> **EXERCISE INSTRUCTIONS**
Scan the material and copy every line in which "values" appears.

Part of a data file:
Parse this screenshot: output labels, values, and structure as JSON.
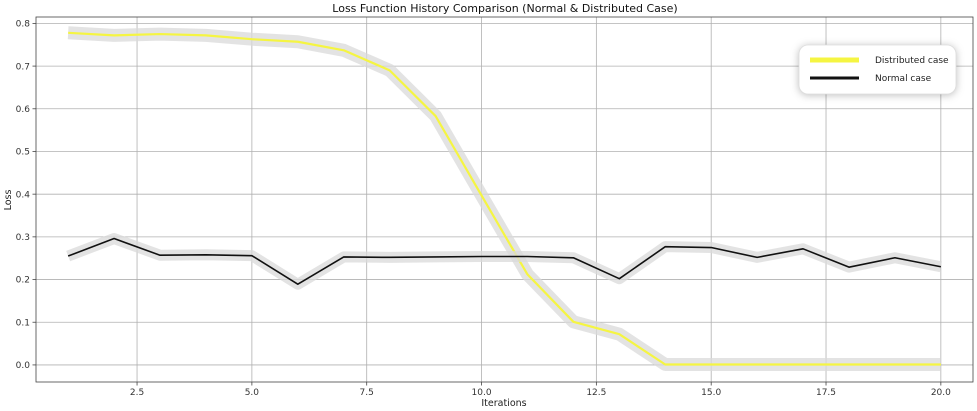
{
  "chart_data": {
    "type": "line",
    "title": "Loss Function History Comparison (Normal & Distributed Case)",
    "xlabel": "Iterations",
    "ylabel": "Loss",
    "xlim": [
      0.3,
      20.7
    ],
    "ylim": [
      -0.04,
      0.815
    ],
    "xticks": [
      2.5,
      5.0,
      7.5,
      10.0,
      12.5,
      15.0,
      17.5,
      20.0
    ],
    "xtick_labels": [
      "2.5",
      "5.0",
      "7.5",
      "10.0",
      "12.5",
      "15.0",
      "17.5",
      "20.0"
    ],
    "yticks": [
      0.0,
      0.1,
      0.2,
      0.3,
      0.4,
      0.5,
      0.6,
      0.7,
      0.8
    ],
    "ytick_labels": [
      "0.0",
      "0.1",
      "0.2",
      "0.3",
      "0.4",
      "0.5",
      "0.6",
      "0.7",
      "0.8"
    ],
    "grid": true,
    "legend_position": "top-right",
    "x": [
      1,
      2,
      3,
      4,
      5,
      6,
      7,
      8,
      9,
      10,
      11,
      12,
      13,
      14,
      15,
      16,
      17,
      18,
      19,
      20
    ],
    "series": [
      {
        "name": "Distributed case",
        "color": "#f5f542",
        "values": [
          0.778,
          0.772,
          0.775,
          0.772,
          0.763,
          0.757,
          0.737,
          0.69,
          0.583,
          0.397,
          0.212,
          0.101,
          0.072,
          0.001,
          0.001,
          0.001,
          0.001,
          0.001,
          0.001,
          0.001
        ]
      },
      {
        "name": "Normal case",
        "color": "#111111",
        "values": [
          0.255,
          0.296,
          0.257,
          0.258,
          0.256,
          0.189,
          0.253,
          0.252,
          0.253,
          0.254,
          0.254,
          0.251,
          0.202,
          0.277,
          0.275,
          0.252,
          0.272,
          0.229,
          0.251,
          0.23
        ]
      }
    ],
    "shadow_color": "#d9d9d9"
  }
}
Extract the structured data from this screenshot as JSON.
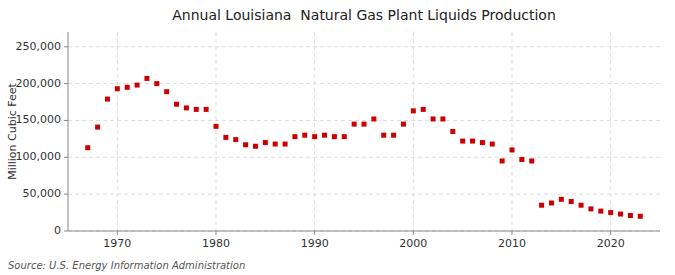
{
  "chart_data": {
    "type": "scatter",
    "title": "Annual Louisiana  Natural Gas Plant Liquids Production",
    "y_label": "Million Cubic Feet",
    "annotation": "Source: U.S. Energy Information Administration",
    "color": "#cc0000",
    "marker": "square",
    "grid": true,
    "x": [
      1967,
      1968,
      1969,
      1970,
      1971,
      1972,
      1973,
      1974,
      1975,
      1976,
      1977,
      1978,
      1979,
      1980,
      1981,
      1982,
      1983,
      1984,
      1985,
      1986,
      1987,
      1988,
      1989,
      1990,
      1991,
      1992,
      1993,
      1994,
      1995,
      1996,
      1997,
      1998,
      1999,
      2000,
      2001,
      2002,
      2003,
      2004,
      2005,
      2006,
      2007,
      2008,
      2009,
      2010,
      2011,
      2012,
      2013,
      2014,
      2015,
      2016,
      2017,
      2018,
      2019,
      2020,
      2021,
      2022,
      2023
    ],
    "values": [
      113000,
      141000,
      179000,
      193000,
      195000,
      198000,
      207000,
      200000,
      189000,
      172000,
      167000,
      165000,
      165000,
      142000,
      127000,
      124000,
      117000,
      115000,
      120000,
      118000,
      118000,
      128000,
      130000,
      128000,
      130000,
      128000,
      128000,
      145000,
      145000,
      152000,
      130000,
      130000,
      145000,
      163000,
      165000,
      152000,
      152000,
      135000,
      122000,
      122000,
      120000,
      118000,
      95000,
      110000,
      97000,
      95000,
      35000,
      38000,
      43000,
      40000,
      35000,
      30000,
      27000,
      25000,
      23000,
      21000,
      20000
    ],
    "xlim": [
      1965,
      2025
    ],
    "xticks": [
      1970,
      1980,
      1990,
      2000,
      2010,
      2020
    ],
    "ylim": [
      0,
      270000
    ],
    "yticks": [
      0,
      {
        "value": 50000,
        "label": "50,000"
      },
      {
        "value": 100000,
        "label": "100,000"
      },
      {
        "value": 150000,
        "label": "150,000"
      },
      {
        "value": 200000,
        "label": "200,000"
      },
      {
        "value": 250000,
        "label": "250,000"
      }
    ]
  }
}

> **RESULT BELOW**
Parse this screenshot: output labels, values, and structure as JSON.
        "values": [
        "values": [
    "values": [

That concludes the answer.